• DATA FOR ANALYSIS
____

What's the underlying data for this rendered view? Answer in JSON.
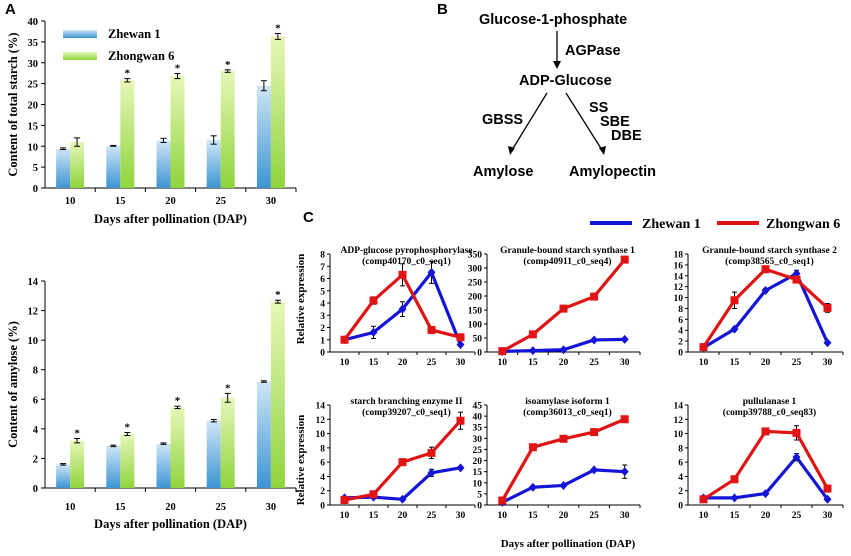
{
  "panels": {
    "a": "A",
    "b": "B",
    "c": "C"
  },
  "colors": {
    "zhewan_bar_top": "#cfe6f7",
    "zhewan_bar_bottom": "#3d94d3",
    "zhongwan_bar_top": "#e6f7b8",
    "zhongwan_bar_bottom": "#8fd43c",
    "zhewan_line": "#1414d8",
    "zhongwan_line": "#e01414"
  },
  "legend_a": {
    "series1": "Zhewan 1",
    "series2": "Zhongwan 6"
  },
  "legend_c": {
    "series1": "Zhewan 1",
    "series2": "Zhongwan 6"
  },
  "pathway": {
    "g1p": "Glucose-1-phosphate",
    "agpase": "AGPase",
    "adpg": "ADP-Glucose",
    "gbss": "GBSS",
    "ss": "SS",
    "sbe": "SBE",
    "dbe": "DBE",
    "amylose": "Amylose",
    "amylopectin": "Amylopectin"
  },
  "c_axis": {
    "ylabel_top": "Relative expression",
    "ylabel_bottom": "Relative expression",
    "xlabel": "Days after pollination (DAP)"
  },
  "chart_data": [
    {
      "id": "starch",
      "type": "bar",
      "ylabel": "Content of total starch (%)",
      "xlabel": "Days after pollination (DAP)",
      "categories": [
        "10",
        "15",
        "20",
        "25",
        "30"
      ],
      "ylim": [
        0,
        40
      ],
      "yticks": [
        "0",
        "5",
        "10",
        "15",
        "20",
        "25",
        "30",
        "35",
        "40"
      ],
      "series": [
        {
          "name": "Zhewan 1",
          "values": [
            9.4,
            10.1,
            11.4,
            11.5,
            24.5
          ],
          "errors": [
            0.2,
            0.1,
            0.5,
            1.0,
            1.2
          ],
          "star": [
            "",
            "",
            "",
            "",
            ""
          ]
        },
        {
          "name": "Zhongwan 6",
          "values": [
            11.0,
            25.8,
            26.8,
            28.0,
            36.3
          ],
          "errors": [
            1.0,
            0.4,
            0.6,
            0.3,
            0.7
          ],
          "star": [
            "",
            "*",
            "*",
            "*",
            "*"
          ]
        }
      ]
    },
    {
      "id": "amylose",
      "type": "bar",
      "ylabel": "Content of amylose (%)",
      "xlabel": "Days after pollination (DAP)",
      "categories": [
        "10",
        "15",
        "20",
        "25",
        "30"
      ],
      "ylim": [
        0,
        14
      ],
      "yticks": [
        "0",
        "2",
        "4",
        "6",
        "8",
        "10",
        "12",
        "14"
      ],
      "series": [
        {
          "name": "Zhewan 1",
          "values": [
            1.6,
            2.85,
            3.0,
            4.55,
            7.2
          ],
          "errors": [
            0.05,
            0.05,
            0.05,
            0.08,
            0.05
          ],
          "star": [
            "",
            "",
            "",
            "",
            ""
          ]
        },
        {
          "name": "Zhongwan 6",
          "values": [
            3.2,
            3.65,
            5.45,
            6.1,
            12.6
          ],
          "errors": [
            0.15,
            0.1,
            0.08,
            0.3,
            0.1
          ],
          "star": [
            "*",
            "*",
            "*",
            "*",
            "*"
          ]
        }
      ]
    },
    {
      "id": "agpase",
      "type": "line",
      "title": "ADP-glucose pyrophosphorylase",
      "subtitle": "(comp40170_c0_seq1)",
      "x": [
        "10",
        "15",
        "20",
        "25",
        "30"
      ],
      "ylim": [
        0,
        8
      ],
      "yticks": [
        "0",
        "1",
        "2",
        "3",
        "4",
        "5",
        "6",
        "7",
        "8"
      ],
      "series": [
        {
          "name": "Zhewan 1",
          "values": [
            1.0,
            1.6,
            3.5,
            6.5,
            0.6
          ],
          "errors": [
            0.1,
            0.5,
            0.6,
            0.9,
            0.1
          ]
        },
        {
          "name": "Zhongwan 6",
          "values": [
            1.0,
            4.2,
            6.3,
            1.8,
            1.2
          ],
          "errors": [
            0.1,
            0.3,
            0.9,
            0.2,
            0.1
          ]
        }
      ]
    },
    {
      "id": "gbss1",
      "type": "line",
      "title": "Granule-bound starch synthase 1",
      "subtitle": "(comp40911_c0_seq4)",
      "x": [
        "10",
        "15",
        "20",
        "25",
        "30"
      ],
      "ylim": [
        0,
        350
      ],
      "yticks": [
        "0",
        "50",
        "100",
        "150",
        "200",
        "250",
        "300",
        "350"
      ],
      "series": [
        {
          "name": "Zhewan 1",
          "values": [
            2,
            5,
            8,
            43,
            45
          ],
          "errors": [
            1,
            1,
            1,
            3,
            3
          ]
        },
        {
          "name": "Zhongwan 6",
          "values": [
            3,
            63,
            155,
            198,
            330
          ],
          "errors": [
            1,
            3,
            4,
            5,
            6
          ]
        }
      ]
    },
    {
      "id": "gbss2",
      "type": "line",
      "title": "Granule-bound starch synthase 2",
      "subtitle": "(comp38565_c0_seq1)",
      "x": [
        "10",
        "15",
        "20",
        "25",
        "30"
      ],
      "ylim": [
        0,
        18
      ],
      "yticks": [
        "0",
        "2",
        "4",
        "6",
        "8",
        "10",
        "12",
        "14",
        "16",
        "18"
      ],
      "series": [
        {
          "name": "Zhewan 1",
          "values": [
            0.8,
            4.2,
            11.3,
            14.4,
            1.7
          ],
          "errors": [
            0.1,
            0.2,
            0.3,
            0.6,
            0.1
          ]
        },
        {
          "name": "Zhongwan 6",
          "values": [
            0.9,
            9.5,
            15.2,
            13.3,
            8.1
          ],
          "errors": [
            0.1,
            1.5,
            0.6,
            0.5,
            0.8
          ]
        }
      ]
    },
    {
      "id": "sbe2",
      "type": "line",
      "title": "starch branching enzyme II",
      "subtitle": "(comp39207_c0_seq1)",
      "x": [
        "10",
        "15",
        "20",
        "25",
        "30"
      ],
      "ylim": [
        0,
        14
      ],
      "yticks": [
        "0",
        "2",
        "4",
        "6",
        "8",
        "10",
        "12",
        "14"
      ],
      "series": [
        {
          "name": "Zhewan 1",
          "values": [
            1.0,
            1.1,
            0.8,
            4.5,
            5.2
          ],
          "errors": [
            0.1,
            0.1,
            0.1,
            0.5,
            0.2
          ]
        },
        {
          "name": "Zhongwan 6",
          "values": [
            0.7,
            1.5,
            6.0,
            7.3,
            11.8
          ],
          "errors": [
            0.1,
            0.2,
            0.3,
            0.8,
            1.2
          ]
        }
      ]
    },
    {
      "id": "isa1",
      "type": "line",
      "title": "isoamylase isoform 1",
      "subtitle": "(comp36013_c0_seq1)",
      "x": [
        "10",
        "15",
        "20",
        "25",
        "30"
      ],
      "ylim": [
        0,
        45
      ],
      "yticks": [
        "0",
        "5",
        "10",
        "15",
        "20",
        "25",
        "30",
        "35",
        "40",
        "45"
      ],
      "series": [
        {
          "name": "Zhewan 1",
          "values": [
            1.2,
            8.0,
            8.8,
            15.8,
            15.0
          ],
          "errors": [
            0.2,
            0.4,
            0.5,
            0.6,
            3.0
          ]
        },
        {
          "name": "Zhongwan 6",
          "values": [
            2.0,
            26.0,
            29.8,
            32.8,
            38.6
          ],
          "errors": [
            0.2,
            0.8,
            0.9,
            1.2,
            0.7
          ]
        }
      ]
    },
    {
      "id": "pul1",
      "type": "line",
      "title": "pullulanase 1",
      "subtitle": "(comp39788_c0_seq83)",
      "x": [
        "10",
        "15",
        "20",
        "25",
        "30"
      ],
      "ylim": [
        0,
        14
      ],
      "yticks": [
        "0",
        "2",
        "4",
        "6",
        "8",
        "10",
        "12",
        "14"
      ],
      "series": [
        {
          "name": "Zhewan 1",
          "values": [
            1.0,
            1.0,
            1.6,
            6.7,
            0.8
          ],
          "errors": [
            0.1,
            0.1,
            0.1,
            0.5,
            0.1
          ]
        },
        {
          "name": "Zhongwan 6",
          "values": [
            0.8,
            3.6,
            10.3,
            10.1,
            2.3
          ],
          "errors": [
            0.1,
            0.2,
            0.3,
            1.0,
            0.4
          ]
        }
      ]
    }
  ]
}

____

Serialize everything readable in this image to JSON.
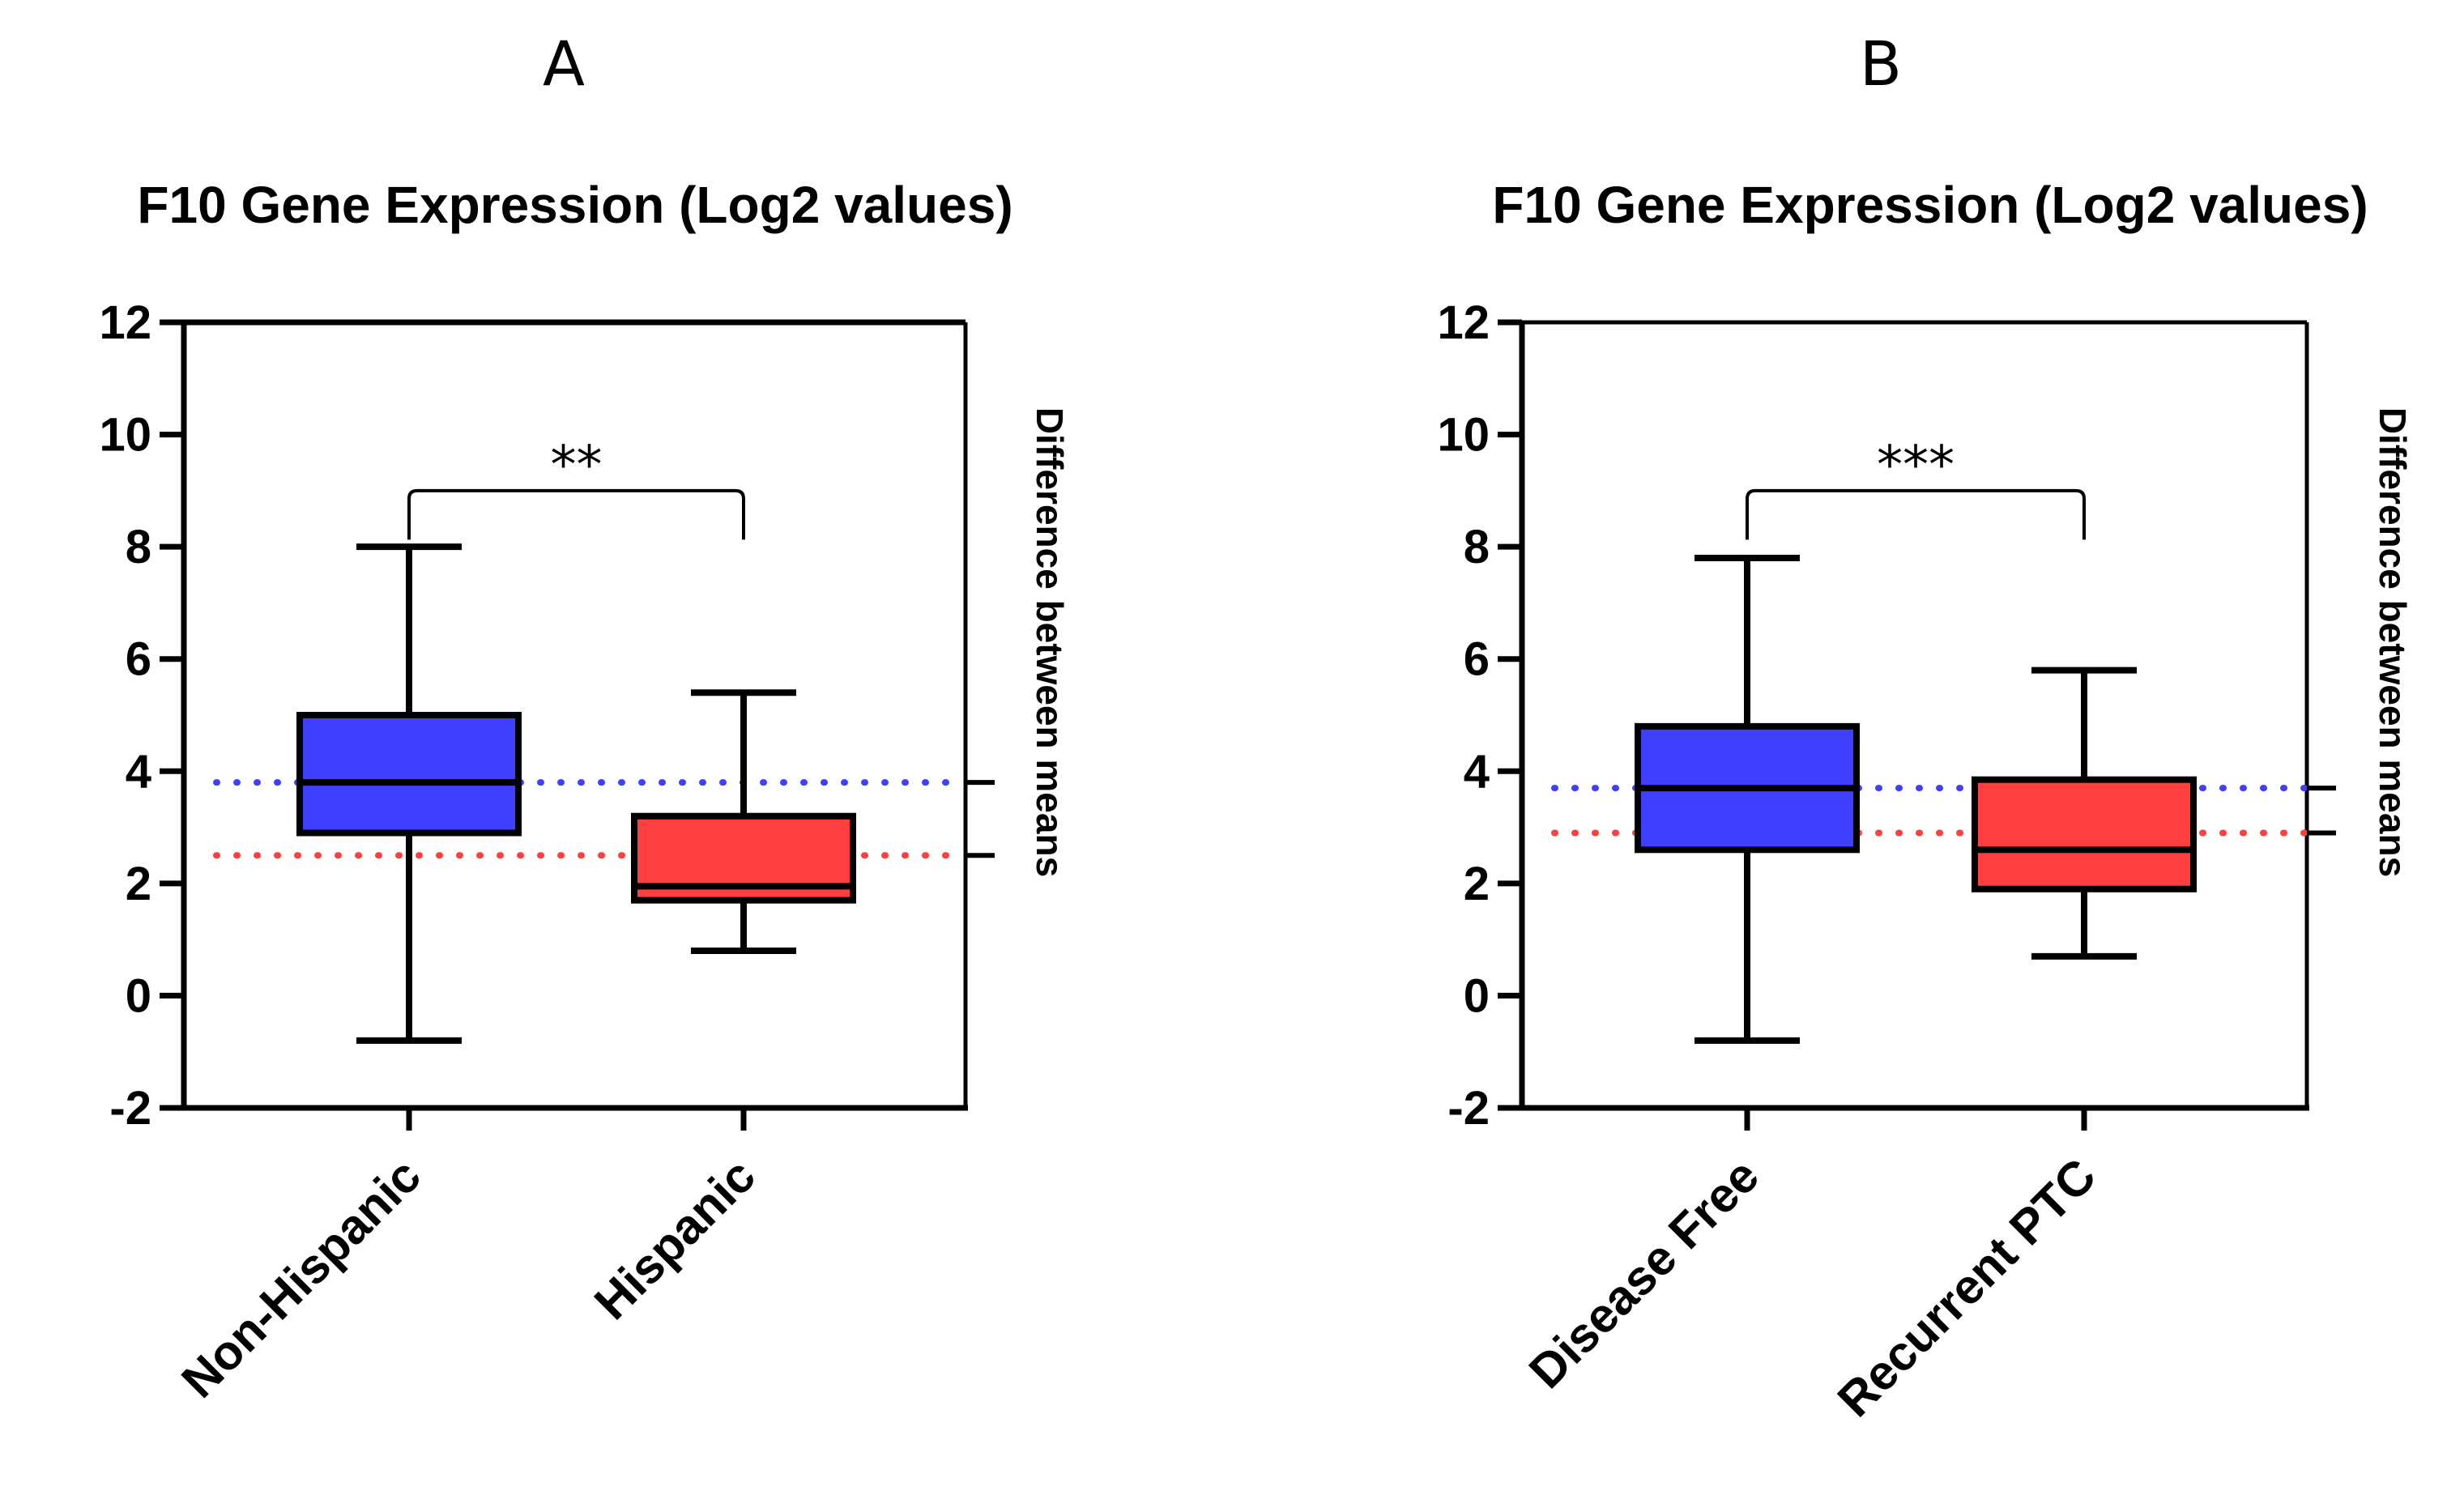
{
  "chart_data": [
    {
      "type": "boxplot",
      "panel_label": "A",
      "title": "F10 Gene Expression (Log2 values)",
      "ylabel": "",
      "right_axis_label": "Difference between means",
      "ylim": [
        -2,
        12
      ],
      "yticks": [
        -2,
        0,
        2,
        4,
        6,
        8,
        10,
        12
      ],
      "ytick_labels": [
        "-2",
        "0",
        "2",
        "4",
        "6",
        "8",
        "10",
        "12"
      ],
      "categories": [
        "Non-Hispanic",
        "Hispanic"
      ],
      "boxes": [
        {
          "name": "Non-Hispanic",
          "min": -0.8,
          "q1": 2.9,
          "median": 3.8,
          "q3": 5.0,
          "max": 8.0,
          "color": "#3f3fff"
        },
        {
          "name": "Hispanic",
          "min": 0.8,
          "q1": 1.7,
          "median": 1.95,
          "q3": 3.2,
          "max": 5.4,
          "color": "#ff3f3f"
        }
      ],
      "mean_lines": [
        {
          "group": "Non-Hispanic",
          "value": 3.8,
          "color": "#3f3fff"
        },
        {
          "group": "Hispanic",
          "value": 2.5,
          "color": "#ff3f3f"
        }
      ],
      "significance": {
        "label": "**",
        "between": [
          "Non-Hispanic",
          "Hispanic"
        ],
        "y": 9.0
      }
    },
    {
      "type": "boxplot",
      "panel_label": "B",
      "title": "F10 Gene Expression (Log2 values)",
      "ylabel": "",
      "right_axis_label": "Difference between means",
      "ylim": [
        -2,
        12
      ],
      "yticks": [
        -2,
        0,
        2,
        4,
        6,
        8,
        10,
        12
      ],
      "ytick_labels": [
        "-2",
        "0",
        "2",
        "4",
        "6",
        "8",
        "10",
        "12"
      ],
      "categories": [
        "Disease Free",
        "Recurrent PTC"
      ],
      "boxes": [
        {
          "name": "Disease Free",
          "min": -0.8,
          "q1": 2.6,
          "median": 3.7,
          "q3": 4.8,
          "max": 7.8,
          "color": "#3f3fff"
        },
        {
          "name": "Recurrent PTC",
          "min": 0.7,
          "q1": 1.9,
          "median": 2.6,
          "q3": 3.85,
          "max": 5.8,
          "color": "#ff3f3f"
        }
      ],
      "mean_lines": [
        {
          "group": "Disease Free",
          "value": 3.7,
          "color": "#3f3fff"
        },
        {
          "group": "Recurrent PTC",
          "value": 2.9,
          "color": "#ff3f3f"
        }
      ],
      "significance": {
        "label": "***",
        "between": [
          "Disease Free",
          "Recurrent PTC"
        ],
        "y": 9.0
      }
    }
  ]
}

____

• WORK REQUIRED
Where does the word "median" appear in the material above? Copy every line that holds it.

• EXPECTED ANSWER
          "median": 3.8,
          "median": 1.95,
          "median": 3.7,
          "median": 2.6,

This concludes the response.